- _SET TASK_
Find every line in the records below that holds the word "frequency", and copy each one.

Start of LISTING

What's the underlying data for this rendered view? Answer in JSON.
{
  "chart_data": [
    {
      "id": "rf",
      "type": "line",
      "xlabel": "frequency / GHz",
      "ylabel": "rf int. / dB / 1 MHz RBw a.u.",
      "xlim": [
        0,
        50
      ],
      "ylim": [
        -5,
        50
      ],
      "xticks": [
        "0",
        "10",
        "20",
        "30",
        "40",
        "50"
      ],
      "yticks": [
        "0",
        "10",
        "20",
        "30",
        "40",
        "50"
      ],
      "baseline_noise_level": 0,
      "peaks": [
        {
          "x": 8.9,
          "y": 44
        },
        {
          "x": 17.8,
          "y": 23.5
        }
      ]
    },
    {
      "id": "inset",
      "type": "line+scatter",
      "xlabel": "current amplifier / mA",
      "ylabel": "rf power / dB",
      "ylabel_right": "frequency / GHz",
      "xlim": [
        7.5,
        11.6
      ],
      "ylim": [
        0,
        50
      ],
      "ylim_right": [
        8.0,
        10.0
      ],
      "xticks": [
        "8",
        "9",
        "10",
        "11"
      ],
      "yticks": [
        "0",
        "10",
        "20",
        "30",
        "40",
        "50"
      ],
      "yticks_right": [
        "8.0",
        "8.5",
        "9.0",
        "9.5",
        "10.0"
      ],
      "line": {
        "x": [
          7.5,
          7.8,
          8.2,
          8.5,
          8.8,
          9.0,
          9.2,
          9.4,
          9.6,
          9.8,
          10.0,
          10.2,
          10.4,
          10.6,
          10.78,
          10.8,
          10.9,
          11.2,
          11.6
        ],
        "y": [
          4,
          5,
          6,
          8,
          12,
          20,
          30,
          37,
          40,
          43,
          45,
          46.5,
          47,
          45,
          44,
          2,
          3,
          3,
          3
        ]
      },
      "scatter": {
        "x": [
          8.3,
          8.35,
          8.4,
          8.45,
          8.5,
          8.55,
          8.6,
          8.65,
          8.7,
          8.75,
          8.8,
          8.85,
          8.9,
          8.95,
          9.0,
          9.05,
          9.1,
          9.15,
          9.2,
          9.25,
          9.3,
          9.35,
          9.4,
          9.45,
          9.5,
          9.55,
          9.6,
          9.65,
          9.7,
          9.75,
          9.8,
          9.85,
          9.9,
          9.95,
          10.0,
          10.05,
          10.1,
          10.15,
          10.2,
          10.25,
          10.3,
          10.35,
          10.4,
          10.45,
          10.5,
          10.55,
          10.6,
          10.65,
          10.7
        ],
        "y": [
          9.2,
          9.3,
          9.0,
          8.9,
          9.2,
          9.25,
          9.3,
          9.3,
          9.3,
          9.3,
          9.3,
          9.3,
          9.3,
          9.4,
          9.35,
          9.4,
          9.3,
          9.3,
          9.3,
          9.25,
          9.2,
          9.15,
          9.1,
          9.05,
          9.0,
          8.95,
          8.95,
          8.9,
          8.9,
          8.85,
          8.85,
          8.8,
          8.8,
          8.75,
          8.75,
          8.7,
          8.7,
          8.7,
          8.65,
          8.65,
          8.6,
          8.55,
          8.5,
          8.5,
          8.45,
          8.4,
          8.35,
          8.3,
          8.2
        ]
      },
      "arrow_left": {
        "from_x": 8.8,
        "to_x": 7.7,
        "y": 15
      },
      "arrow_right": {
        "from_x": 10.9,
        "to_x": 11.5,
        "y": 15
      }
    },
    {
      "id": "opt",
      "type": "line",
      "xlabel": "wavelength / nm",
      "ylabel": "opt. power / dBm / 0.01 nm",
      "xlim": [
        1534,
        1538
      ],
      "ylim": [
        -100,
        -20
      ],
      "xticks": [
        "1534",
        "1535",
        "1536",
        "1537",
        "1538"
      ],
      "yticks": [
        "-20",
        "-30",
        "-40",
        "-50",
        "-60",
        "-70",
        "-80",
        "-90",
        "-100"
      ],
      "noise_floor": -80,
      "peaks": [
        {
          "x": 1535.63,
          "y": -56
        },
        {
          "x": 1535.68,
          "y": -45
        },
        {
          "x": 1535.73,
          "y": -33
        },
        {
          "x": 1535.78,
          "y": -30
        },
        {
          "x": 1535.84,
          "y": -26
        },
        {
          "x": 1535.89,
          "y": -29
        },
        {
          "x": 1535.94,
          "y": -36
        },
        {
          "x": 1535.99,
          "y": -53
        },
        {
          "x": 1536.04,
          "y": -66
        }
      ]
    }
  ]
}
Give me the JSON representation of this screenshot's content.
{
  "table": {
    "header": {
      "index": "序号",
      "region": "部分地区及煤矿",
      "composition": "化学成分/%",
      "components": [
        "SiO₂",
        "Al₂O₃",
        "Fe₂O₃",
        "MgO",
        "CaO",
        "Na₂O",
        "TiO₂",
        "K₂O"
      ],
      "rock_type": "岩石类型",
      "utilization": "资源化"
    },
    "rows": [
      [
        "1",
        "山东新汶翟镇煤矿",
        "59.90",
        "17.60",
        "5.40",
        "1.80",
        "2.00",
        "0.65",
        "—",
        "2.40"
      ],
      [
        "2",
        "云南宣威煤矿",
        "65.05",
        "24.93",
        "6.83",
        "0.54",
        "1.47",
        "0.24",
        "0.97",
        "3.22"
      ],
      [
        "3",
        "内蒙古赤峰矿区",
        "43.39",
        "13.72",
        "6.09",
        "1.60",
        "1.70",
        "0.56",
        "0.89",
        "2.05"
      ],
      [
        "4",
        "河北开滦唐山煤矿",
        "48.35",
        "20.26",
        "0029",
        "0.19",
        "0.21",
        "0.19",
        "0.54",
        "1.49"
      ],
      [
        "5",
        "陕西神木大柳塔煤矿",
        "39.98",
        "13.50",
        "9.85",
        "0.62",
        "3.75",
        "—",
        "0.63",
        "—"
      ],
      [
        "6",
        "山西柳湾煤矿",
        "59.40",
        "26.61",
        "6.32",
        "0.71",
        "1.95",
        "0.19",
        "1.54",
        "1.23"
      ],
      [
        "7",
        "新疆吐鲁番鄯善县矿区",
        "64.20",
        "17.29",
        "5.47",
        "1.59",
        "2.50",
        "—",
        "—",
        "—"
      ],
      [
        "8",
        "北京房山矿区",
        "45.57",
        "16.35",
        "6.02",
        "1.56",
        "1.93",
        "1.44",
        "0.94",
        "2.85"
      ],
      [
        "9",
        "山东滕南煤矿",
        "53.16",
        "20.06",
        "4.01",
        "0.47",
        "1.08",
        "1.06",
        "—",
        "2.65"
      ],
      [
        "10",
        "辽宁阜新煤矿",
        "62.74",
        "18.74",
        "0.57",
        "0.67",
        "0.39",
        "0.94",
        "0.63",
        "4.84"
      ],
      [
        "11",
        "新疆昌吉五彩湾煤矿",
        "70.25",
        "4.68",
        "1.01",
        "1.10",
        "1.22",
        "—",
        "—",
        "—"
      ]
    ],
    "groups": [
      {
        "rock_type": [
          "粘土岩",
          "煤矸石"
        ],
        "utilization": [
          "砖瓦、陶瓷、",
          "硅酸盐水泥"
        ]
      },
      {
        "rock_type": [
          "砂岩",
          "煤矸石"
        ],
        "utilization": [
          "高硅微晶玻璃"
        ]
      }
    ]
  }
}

End of LISTING

- _SOLUTION FOR THIS TASK_
      "xlabel": "frequency / GHz",
      "ylabel_right": "frequency / GHz",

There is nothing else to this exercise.